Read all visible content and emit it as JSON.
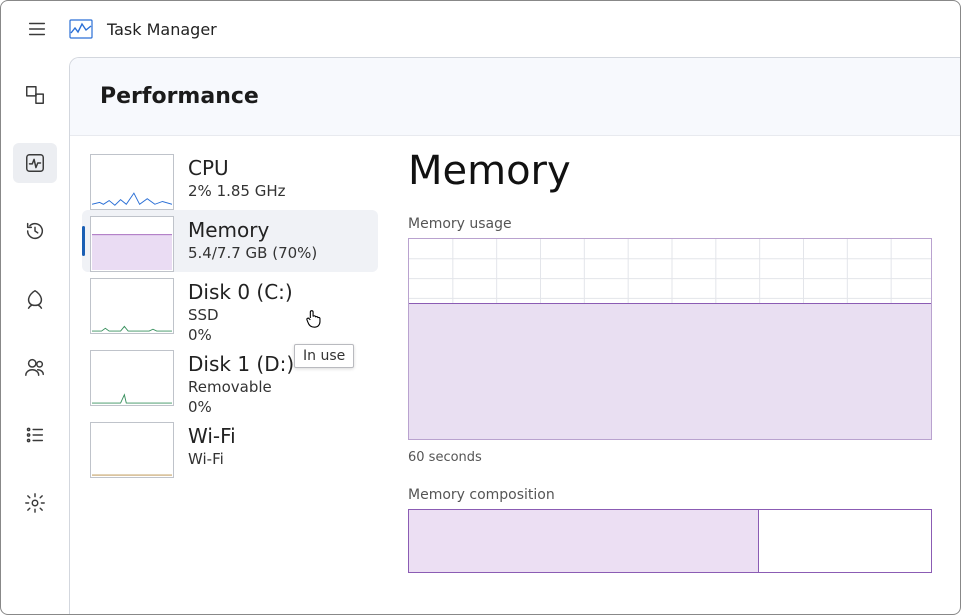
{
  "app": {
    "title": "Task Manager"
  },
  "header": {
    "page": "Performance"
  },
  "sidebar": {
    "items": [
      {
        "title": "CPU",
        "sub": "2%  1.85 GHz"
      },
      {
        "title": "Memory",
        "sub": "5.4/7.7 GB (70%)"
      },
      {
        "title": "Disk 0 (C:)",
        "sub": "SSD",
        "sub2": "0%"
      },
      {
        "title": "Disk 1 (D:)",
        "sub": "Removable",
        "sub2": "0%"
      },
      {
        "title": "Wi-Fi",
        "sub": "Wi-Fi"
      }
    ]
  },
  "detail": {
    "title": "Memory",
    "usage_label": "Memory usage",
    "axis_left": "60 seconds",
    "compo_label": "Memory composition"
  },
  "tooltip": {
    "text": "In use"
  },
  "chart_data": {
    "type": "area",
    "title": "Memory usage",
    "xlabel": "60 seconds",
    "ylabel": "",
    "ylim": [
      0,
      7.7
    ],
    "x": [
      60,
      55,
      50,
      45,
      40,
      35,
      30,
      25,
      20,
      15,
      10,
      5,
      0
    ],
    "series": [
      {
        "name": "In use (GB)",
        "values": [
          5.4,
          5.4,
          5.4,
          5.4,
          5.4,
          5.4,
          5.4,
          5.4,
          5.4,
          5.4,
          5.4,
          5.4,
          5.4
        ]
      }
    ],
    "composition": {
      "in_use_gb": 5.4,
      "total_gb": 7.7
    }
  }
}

※ ※ ※

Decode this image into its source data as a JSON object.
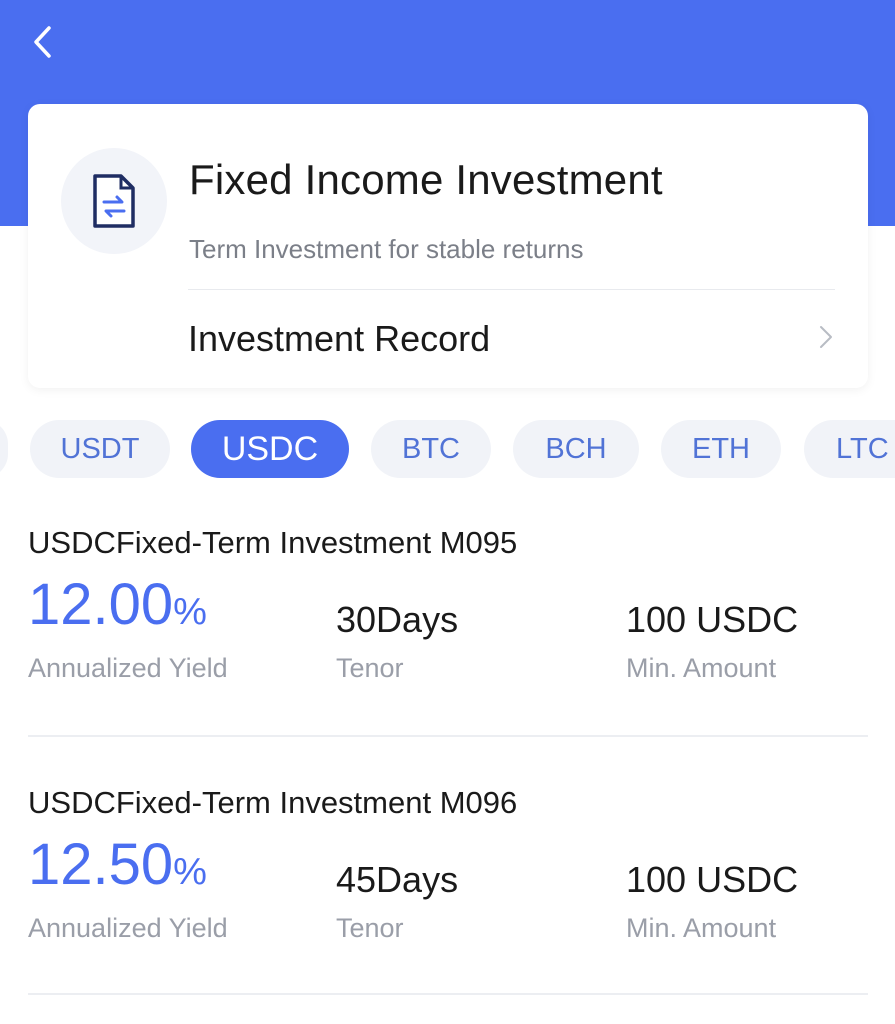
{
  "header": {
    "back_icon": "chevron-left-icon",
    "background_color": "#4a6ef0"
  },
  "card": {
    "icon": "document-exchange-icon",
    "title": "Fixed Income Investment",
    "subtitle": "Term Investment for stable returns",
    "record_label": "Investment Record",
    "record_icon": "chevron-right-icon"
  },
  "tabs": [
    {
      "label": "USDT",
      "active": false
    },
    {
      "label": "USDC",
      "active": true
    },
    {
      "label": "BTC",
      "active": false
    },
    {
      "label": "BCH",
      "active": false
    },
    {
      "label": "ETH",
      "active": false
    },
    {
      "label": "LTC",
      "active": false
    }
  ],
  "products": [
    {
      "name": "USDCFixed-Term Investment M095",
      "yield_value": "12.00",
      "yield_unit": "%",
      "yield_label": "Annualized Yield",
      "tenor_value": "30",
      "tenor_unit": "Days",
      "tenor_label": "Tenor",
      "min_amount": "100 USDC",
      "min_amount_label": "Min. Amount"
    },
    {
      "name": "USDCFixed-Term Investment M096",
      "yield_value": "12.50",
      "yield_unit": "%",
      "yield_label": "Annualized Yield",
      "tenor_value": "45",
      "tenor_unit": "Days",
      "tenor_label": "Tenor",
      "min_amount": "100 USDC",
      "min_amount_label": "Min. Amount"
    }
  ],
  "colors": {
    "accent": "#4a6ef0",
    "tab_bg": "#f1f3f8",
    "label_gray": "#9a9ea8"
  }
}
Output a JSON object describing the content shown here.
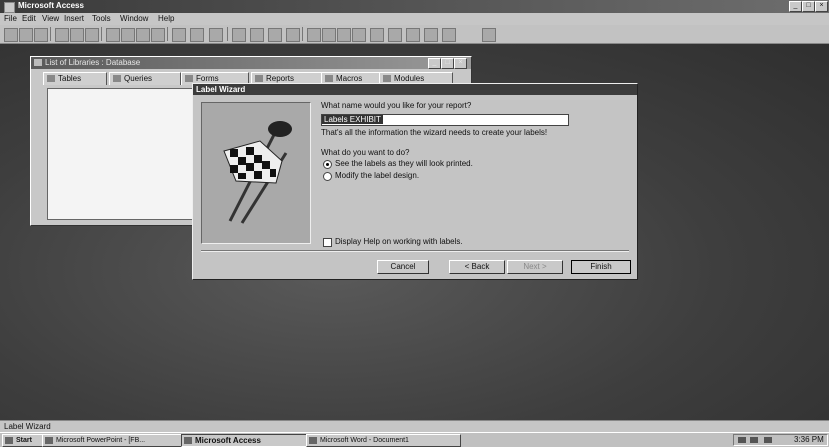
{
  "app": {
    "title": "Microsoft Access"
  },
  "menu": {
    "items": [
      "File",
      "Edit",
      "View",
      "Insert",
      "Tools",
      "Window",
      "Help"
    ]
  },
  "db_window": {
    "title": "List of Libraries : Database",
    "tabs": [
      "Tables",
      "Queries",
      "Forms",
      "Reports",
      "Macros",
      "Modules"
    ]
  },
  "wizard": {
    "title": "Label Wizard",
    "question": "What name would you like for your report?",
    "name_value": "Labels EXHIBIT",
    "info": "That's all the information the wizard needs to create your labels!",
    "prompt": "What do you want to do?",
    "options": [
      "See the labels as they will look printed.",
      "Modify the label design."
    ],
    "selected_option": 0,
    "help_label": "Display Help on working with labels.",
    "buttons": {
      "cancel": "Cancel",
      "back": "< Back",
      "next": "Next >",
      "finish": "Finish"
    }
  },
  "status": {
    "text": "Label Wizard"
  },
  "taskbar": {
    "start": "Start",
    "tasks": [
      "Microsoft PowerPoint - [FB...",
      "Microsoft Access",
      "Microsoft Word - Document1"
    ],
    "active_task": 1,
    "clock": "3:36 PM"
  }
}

※ ※ ※

→ **Required task**: How many lines of the data hold the string "Microsoft"? Reply with the number alone.

→ **Solution to this task**: 4